EXERCISE DETAILS >> Below are the records. List every line holding the word "무효베팅".

━━━━━ RECORD EXTRACTS ━━━━━

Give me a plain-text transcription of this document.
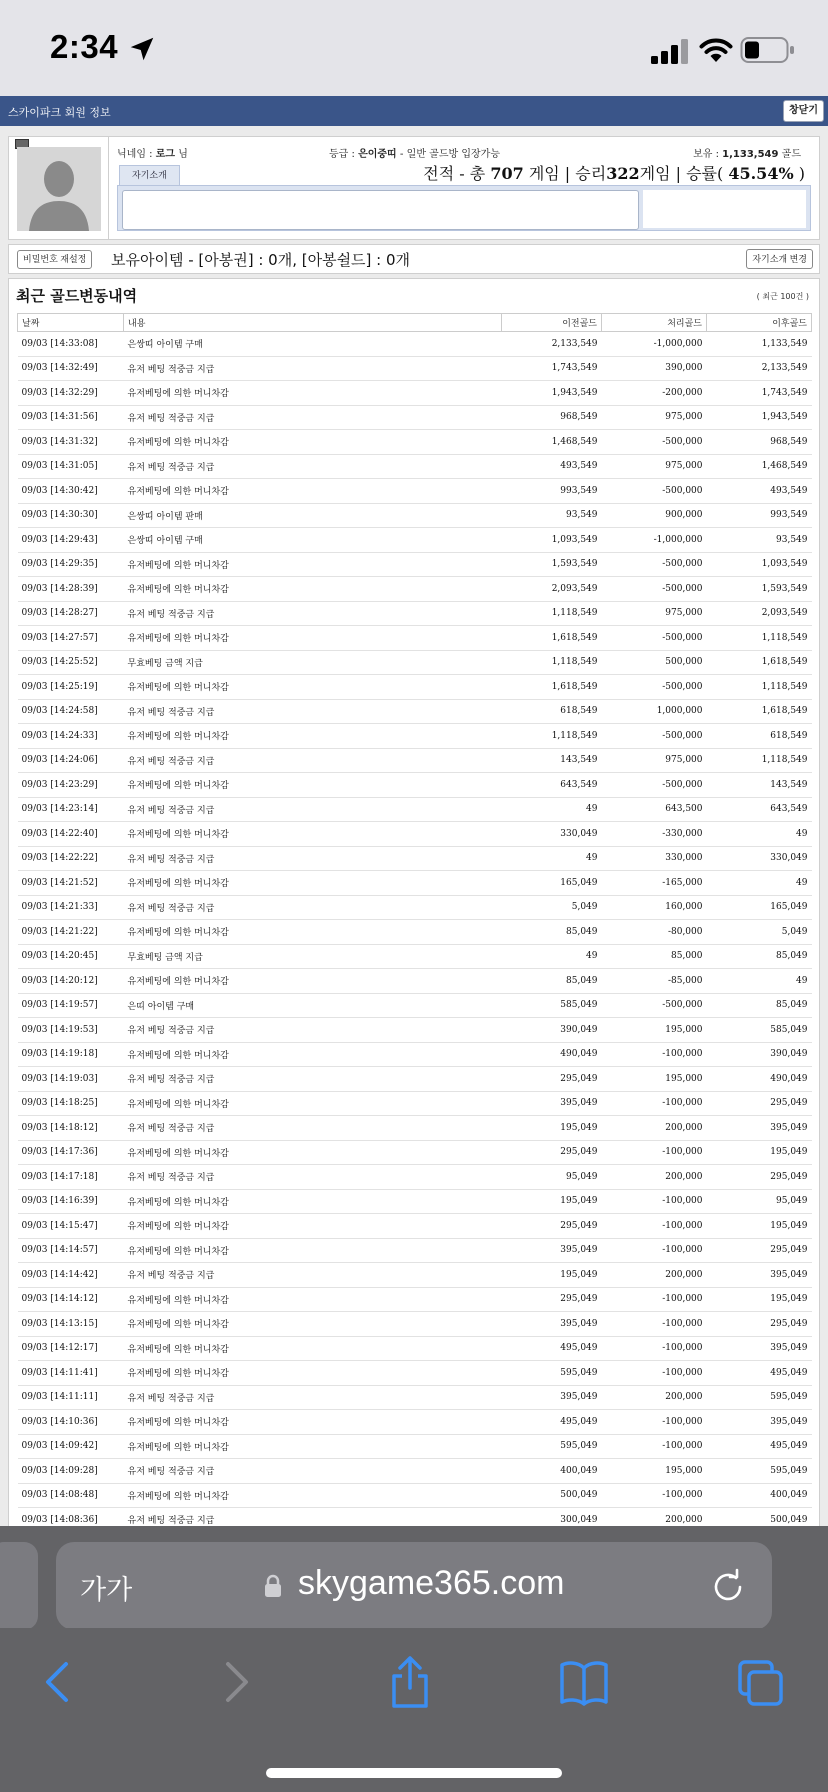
2:34
스카이파크 회원 정보	창닫기
닉네임 : 로그 님	등급 : 은이중띠 - 일반 골드방 입장가능	보유 : 1,133,549 골드
자기소개	전적 - 총 707 게임 | 승리322게임 | 승률( 45.54% )
비밀번호 재설정	보유아이템 - [아봉권] : 0개, [아봉쉴드] : 0개	자기소개 변경
최근 골드변동내역	( 최근 100건 )
날짜	내용	이전골드	처리골드	이후골드
09/03 [14:33:08]	은쌍띠 아이템 구매	2,133,549	-1,000,000	1,133,549
09/03 [14:32:49]	유저 베팅 적중금 지급	1,743,549	390,000	2,133,549
09/03 [14:32:29]	유저베팅에 의한 머니차감	1,943,549	-200,000	1,743,549
09/03 [14:31:56]	유저 베팅 적중금 지급	968,549	975,000	1,943,549
09/03 [14:31:32]	유저베팅에 의한 머니차감	1,468,549	-500,000	968,549
09/03 [14:31:05]	유저 베팅 적중금 지급	493,549	975,000	1,468,549
09/03 [14:30:42]	유저베팅에 의한 머니차감	993,549	-500,000	493,549
09/03 [14:30:30]	은쌍띠 아이템 판매	93,549	900,000	993,549
09/03 [14:29:43]	은쌍띠 아이템 구매	1,093,549	-1,000,000	93,549
09/03 [14:29:35]	유저베팅에 의한 머니차감	1,593,549	-500,000	1,093,549
09/03 [14:28:39]	유저베팅에 의한 머니차감	2,093,549	-500,000	1,593,549
09/03 [14:28:27]	유저 베팅 적중금 지급	1,118,549	975,000	2,093,549
09/03 [14:27:57]	유저베팅에 의한 머니차감	1,618,549	-500,000	1,118,549
09/03 [14:25:52]	무효베팅 금액 지급	1,118,549	500,000	1,618,549
09/03 [14:25:19]	유저베팅에 의한 머니차감	1,618,549	-500,000	1,118,549
09/03 [14:24:58]	유저 베팅 적중금 지급	618,549	1,000,000	1,618,549
09/03 [14:24:33]	유저베팅에 의한 머니차감	1,118,549	-500,000	618,549
09/03 [14:24:06]	유저 베팅 적중금 지급	143,549	975,000	1,118,549
09/03 [14:23:29]	유저베팅에 의한 머니차감	643,549	-500,000	143,549
09/03 [14:23:14]	유저 베팅 적중금 지급	49	643,500	643,549
09/03 [14:22:40]	유저베팅에 의한 머니차감	330,049	-330,000	49
09/03 [14:22:22]	유저 베팅 적중금 지급	49	330,000	330,049
09/03 [14:21:52]	유저베팅에 의한 머니차감	165,049	-165,000	49
09/03 [14:21:33]	유저 베팅 적중금 지급	5,049	160,000	165,049
09/03 [14:21:22]	유저베팅에 의한 머니차감	85,049	-80,000	5,049
09/03 [14:20:45]	무효베팅 금액 지급	49	85,000	85,049
09/03 [14:20:12]	유저베팅에 의한 머니차감	85,049	-85,000	49
09/03 [14:19:57]	은띠 아이템 구매	585,049	-500,000	85,049
09/03 [14:19:53]	유저 베팅 적중금 지급	390,049	195,000	585,049
09/03 [14:19:18]	유저베팅에 의한 머니차감	490,049	-100,000	390,049
09/03 [14:19:03]	유저 베팅 적중금 지급	295,049	195,000	490,049
09/03 [14:18:25]	유저베팅에 의한 머니차감	395,049	-100,000	295,049
09/03 [14:18:12]	유저 베팅 적중금 지급	195,049	200,000	395,049
09/03 [14:17:36]	유저베팅에 의한 머니차감	295,049	-100,000	195,049
09/03 [14:17:18]	유저 베팅 적중금 지급	95,049	200,000	295,049
09/03 [14:16:39]	유저베팅에 의한 머니차감	195,049	-100,000	95,049
09/03 [14:15:47]	유저베팅에 의한 머니차감	295,049	-100,000	195,049
09/03 [14:14:57]	유저베팅에 의한 머니차감	395,049	-100,000	295,049
09/03 [14:14:42]	유저 베팅 적중금 지급	195,049	200,000	395,049
09/03 [14:14:12]	유저베팅에 의한 머니차감	295,049	-100,000	195,049
09/03 [14:13:15]	유저베팅에 의한 머니차감	395,049	-100,000	295,049
09/03 [14:12:17]	유저베팅에 의한 머니차감	495,049	-100,000	395,049
09/03 [14:11:41]	유저베팅에 의한 머니차감	595,049	-100,000	495,049
09/03 [14:11:11]	유저 베팅 적중금 지급	395,049	200,000	595,049
09/03 [14:10:36]	유저베팅에 의한 머니차감	495,049	-100,000	395,049
09/03 [14:09:42]	유저베팅에 의한 머니차감	595,049	-100,000	495,049
09/03 [14:09:28]	유저 베팅 적중금 지급	400,049	195,000	595,049
09/03 [14:08:48]	유저베팅에 의한 머니차감	500,049	-100,000	400,049
09/03 [14:08:36]	유저 베팅 적중금 지급	300,049	200,000	500,049
가가	skygame365.com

━━━━━

EXERCISE ANSWER >>
09/03 [14:25:52]	무효베팅 금액 지급	1,118,549	500,000	1,618,549
09/03 [14:20:45]	무효베팅 금액 지급	49	85,000	85,049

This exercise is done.